=== Items ===
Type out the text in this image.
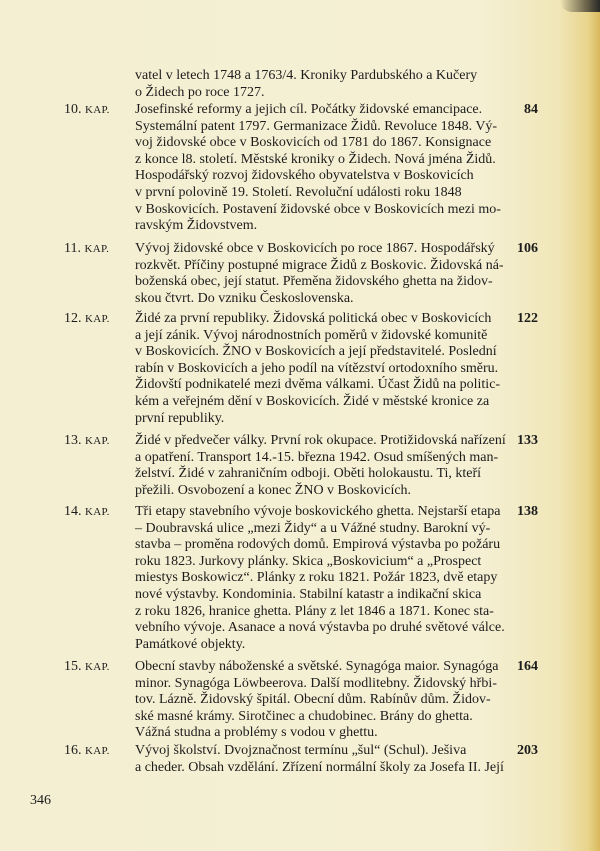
vatel v letech 1748 a 1763/4. Kroniky Pardubského a Kučery
o Židech po roce 1727.
10. KAP. Josefinské reformy a jejich cíl. Počátky židovské emancipace.
Systemální patent 1797. Germanizace Židů. Revoluce 1848. Vý-
voj židovské obce v Boskovicích od 1781 do 1867. Konsignace
z konce l8. století. Městské kroniky o Židech. Nová jména Židů.
Hospodářský rozvoj židovského obyvatelstva v Boskovicích
v první polovině 19. Století. Revoluční události roku 1848
v Boskovicích. Postavení židovské obce v Boskovicích mezi mo-
ravským Židovstvem.
84
11. KAP. Vývoj židovské obce v Boskovicích po roce 1867. Hospodářský
rozkvět. Příčiny postupné migrace Židů z Boskovic. Židovská ná-
boženská obec, její statut. Přeměna židovského ghetta na židov-
skou čtvrt. Do vzniku Československa.
106
12. KAP. Židé za první republiky. Židovská politická obec v Boskovicích
a její zánik. Vývoj národnostních poměrů v židovské komunitě
v Boskovicích. ŽNO v Boskovicích a její představitelé. Poslední
rabín v Boskovicích a jeho podíl na vítězství ortodoxního směru.
Židovští podnikatelé mezi dvěma válkami. Účast Židů na politic-
kém a veřejném dění v Boskovicích. Židé v městské kronice za
první republiky.
122
13. KAP. Židé v předvečer války. První rok okupace. Protižidovská nařízení
a opatření. Transport 14.-15. března 1942. Osud smíšených man-
želství. Židé v zahraničním odboji. Oběti holokaustu. Ti, kteří
přežili. Osvobození a konec ŽNO v Boskovicích.
133
14. KAP. Tři etapy stavebního vývoje boskovického ghetta. Nejstarší etapa
– Doubravská ulice „mezi Židy“ a u Vážné studny. Barokní vý-
stavba – proměna rodových domů. Empirová výstavba po požáru
roku 1823. Jurkovy plánky. Skica „Boskovicium“ a „Prospect
miestys Boskowicz“. Plánky z roku 1821. Požár 1823, dvě etapy
nové výstavby. Kondominia. Stabilní katastr a indikační skica
z roku 1826, hranice ghetta. Plány z let 1846 a 1871. Konec sta-
vebního vývoje. Asanace a nová výstavba po druhé světové válce.
Památkové objekty.
138
15. KAP. Obecní stavby náboženské a světské. Synagóga maior. Synagóga
minor. Synagóga Löwbeerova. Další modlitebny. Židovský hřbi-
tov. Lázně. Židovský špitál. Obecní dům. Rabínův dům. Židov-
ské masné krámy. Sirotčinec a chudobinec. Brány do ghetta.
Vážná studna a problémy s vodou v ghettu.
164
16. KAP. Vývoj školství. Dvojznačnost termínu „šul“ (Schul). Ješiva
a cheder. Obsah vzdělání. Zřízení normální školy za Josefa II. Její
203
346
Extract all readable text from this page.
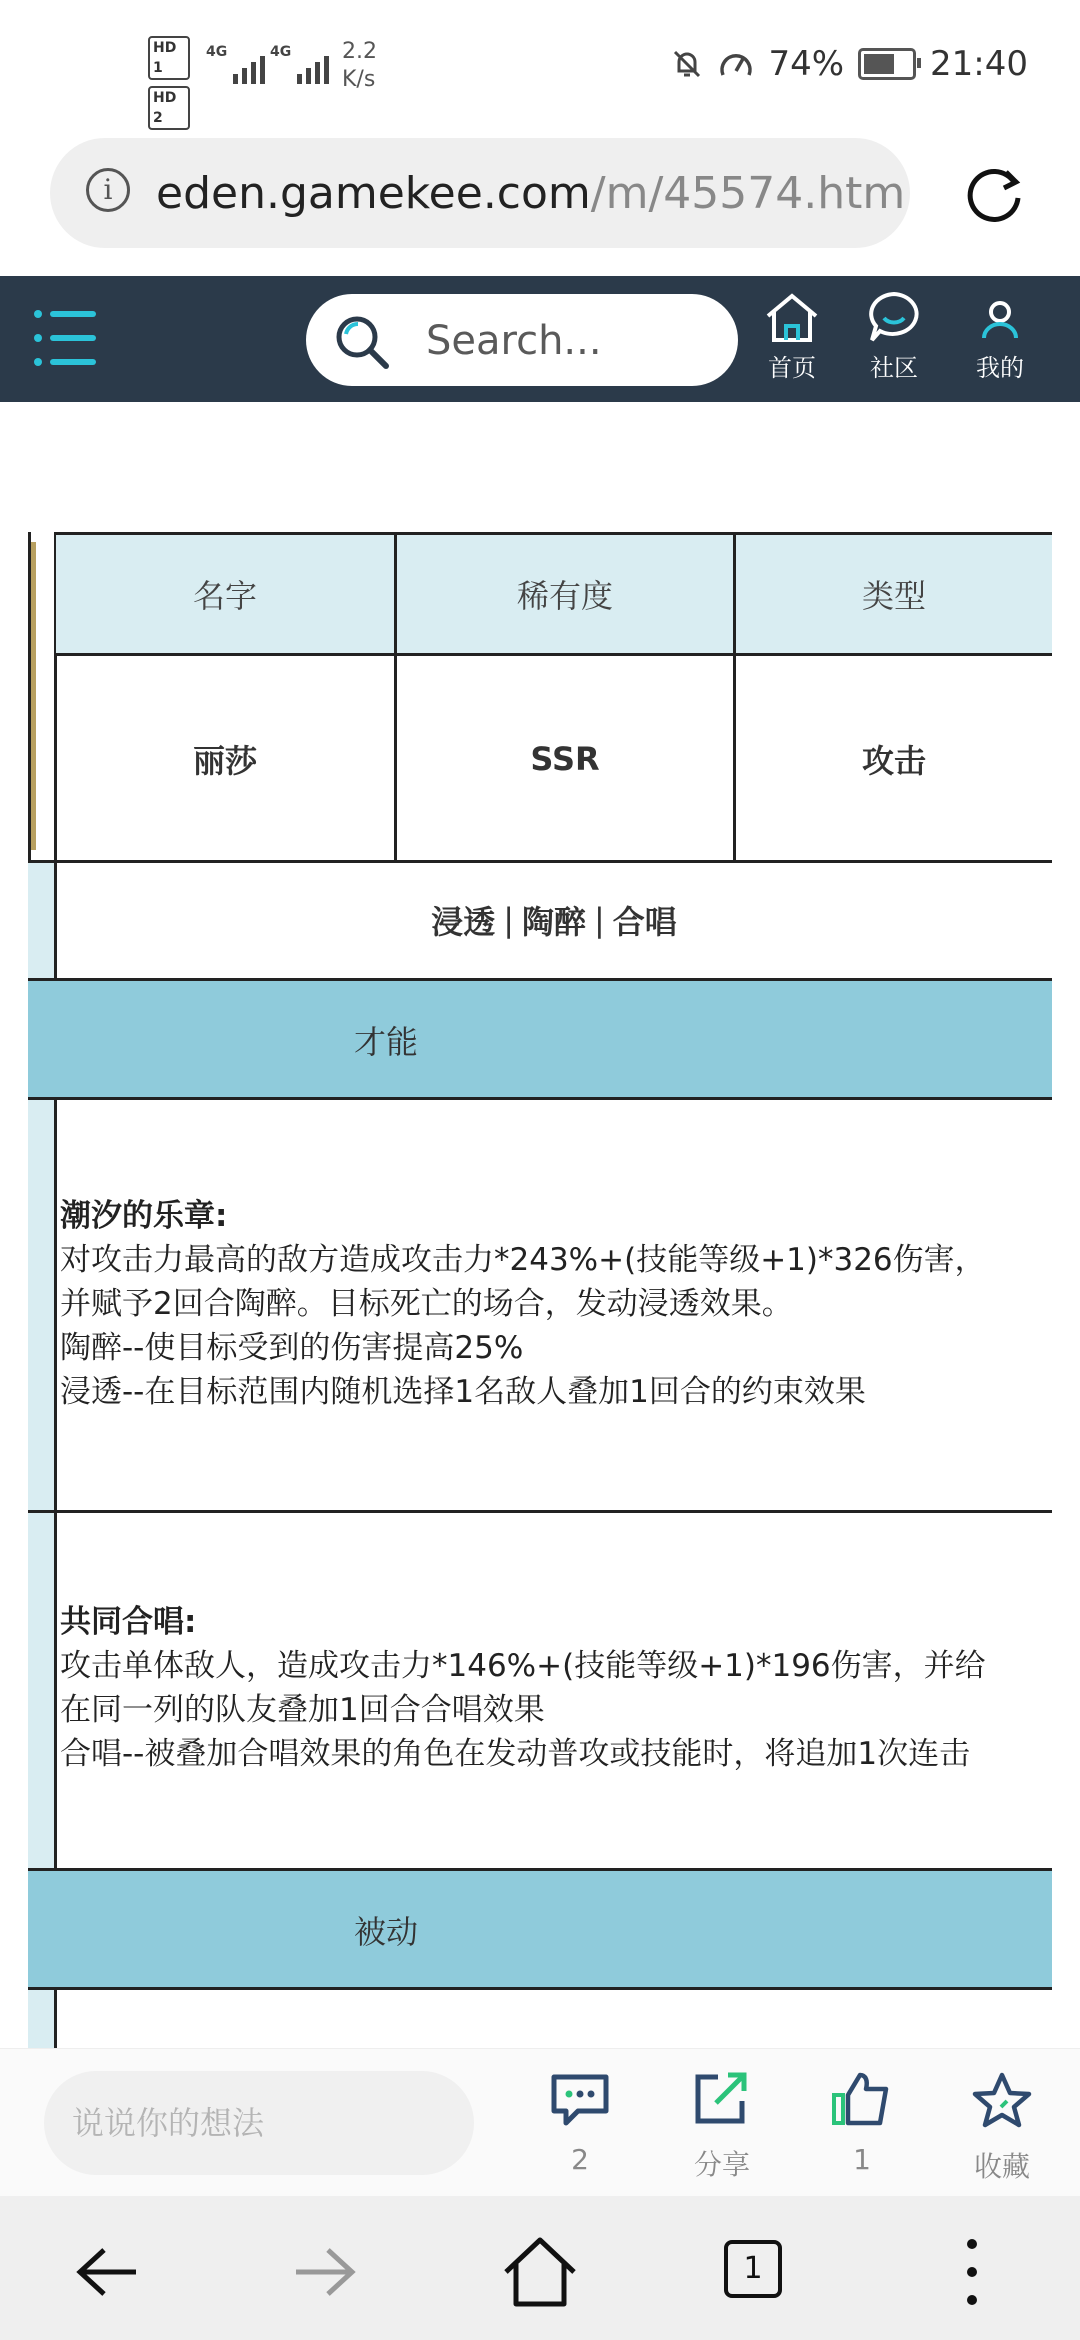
HD 1
HD 2
4G	4G 2.2
K/s	74%	21:40
i eden.gamekee.com/m/45574.htm
Search...
首页	社区	我的
名字	稀有度	类型
丽莎	SSR	攻击
浸透 | 陶醉 | 合唱
才能
潮汐的乐章:
对攻击力最高的敌方造成攻击力*243%+(技能等级+1)*326伤害，
并赋予2回合陶醉。目标死亡的场合，发动浸透效果。
陶醉--使目标受到的伤害提高25%
浸透--在目标范围内随机选择1名敌人叠加1回合的约束效果
共同合唱:
攻击单体敌人，造成攻击力*146%+(技能等级+1)*196伤害，并给
在同一列的队友叠加1回合合唱效果
合唱--被叠加合唱效果的角色在发动普攻或技能时，将追加1次连击
被动
说说你的想法
2	分享	1	收藏
1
===
Aim of the exercise |
Omit all pictures while transcribing the entries verbatim.

Output of the task |
Type out the text in this image.
vatel v letech 1748 a 1763/4. Kroniky Pardubského a Kučery
o Židech po roce 1727.
10. KAP. Josefinské reformy a jejich cíl. Počátky židovské emancipace.
Systemální patent 1797. Germanizace Židů. Revoluce 1848. Vý-
voj židovské obce v Boskovicích od 1781 do 1867. Konsignace
z konce l8. století. Městské kroniky o Židech. Nová jména Židů.
Hospodářský rozvoj židovského obyvatelstva v Boskovicích
v první polovině 19. Století. Revoluční události roku 1848
v Boskovicích. Postavení židovské obce v Boskovicích mezi mo-
ravským Židovstvem.
84
11. KAP. Vývoj židovské obce v Boskovicích po roce 1867. Hospodářský
rozkvět. Příčiny postupné migrace Židů z Boskovic. Židovská ná-
boženská obec, její statut. Přeměna židovského ghetta na židov-
skou čtvrt. Do vzniku Československa.
106
12. KAP. Židé za první republiky. Židovská politická obec v Boskovicích
a její zánik. Vývoj národnostních poměrů v židovské komunitě
v Boskovicích. ŽNO v Boskovicích a její představitelé. Poslední
rabín v Boskovicích a jeho podíl na vítězství ortodoxního směru.
Židovští podnikatelé mezi dvěma válkami. Účast Židů na politic-
kém a veřejném dění v Boskovicích. Židé v městské kronice za
první republiky.
122
13. KAP. Židé v předvečer války. První rok okupace. Protižidovská nařízení
a opatření. Transport 14.-15. března 1942. Osud smíšených man-
želství. Židé v zahraničním odboji. Oběti holokaustu. Ti, kteří
přežili. Osvobození a konec ŽNO v Boskovicích.
133
14. KAP. Tři etapy stavebního vývoje boskovického ghetta. Nejstarší etapa
– Doubravská ulice „mezi Židy“ a u Vážné studny. Barokní vý-
stavba – proměna rodových domů. Empirová výstavba po požáru
roku 1823. Jurkovy plánky. Skica „Boskovicium“ a „Prospect
miestys Boskowicz“. Plánky z roku 1821. Požár 1823, dvě etapy
nové výstavby. Kondominia. Stabilní katastr a indikační skica
z roku 1826, hranice ghetta. Plány z let 1846 a 1871. Konec sta-
vebního vývoje. Asanace a nová výstavba po druhé světové válce.
Památkové objekty.
138
15. KAP. Obecní stavby náboženské a světské. Synagóga maior. Synagóga
minor. Synagóga Löwbeerova. Další modlitebny. Židovský hřbi-
tov. Lázně. Židovský špitál. Obecní dům. Rabínův dům. Židov-
ské masné krámy. Sirotčinec a chudobinec. Brány do ghetta.
Vážná studna a problémy s vodou v ghettu.
164
16. KAP. Vývoj školství. Dvojznačnost termínu „šul“ (Schul). Ješiva
a cheder. Obsah vzdělání. Zřízení normální školy za Josefa II. Její
203
346
Extract all readable text from this page.
HD 1
HD 2
4G	4G 2.2
K/s	74%	21:40
i eden.gamekee.com/m/45574.htm
Search...
首页	社区	我的
名字	稀有度	类型
丽莎	SSR	攻击
浸透 | 陶醉 | 合唱
才能
潮汐的乐章:
对攻击力最高的敌方造成攻击力*243%+(技能等级+1)*326伤害，
并赋予2回合陶醉。目标死亡的场合，发动浸透效果。
陶醉--使目标受到的伤害提高25%
浸透--在目标范围内随机选择1名敌人叠加1回合的约束效果
共同合唱:
攻击单体敌人，造成攻击力*146%+(技能等级+1)*196伤害，并给
在同一列的队友叠加1回合合唱效果
合唱--被叠加合唱效果的角色在发动普攻或技能时，将追加1次连击
被动
说说你的想法
2	分享	1	收藏
1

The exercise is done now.